Gather, from the data below, each line in which the word "statements" occurs.

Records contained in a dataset
==========
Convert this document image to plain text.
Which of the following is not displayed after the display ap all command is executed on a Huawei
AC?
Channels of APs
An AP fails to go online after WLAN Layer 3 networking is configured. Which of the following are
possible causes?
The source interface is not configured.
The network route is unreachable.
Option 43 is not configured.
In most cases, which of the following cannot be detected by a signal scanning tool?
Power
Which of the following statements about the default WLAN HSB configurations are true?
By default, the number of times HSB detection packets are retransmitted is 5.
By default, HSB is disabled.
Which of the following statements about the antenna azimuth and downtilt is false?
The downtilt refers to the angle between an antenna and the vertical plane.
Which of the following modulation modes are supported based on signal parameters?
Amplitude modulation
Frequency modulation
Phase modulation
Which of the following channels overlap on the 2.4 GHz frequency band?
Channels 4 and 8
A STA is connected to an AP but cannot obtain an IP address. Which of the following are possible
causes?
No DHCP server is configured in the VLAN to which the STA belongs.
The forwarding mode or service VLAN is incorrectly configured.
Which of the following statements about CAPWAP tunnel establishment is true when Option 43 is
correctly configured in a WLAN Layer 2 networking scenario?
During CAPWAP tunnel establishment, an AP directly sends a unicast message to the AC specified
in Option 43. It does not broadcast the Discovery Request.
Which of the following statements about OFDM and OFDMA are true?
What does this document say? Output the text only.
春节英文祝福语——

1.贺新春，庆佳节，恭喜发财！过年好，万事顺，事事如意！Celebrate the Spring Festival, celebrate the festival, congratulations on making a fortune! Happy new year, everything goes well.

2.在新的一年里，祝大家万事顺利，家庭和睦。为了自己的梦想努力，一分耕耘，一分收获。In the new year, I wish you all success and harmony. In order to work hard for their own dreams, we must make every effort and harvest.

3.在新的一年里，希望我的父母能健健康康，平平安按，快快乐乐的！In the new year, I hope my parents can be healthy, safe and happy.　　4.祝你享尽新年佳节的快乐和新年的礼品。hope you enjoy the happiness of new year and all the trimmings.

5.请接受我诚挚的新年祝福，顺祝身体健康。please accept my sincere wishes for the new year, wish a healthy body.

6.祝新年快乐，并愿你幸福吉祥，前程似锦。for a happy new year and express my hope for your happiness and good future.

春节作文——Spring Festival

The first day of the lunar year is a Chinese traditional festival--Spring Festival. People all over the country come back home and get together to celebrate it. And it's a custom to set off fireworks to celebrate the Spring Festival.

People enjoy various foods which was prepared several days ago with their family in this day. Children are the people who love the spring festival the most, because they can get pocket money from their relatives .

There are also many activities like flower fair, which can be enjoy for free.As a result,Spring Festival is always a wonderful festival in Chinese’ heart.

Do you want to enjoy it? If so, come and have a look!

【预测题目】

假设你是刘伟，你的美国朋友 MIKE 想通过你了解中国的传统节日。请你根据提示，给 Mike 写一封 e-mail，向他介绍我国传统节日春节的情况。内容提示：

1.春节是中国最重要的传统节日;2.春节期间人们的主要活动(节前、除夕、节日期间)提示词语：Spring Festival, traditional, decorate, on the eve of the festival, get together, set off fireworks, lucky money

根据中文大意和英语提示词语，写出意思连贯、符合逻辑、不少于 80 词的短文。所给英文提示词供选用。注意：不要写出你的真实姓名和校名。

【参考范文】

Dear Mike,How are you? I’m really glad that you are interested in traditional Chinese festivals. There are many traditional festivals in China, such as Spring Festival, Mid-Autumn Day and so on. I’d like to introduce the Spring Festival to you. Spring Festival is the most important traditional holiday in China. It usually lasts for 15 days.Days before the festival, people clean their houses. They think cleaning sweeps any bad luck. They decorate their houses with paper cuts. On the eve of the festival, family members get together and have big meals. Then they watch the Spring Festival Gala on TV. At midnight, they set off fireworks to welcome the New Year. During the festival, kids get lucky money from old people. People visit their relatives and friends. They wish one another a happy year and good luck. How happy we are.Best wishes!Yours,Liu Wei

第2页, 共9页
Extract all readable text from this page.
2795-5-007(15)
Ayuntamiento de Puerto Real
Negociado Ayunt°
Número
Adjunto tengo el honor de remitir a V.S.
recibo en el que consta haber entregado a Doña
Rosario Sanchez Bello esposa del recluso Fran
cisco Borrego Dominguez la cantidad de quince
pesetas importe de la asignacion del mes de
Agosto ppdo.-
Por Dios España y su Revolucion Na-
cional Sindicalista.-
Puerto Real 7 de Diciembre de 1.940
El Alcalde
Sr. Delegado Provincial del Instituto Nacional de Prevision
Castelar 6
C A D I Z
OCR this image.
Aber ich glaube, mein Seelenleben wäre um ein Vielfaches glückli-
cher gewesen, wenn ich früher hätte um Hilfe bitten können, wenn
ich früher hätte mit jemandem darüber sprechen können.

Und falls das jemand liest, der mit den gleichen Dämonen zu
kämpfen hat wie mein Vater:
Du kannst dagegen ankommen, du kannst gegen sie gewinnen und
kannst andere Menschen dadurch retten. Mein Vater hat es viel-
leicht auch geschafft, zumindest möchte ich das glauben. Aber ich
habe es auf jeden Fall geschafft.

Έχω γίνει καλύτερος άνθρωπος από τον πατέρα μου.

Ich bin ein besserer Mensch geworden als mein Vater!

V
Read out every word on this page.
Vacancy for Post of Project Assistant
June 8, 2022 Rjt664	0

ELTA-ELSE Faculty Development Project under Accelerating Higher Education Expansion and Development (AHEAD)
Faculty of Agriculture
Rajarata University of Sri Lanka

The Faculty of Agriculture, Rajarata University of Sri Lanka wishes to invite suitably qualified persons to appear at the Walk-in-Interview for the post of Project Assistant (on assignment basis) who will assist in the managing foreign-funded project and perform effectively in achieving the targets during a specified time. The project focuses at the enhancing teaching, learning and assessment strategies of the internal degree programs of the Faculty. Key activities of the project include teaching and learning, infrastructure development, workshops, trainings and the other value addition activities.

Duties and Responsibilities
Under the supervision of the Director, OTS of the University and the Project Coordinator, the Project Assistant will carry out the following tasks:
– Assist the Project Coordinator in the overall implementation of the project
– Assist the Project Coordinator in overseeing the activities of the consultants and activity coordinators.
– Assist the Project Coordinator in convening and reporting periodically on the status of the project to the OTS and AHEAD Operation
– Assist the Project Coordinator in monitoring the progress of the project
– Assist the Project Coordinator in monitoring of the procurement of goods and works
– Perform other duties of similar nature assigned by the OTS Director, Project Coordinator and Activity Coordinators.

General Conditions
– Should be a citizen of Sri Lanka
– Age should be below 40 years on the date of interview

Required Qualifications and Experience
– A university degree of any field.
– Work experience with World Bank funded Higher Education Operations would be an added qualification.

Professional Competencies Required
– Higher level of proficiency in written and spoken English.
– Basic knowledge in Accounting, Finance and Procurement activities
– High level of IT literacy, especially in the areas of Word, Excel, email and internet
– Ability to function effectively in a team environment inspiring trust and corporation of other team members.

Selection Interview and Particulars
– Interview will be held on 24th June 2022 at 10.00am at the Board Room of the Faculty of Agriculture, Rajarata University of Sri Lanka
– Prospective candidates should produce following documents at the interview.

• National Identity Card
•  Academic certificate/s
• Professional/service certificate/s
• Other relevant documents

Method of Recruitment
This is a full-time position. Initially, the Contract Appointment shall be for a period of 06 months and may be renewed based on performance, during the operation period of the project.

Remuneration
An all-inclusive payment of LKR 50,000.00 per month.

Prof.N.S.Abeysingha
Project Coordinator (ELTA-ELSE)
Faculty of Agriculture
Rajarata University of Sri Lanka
==========
Correct answer:
Which of the following statements about the default WLAN HSB configurations are true?
Which of the following statements about the antenna azimuth and downtilt is false?
Which of the following statements about CAPWAP tunnel establishment is true when Option 43 is
Which of the following statements about OFDM and OFDMA are true?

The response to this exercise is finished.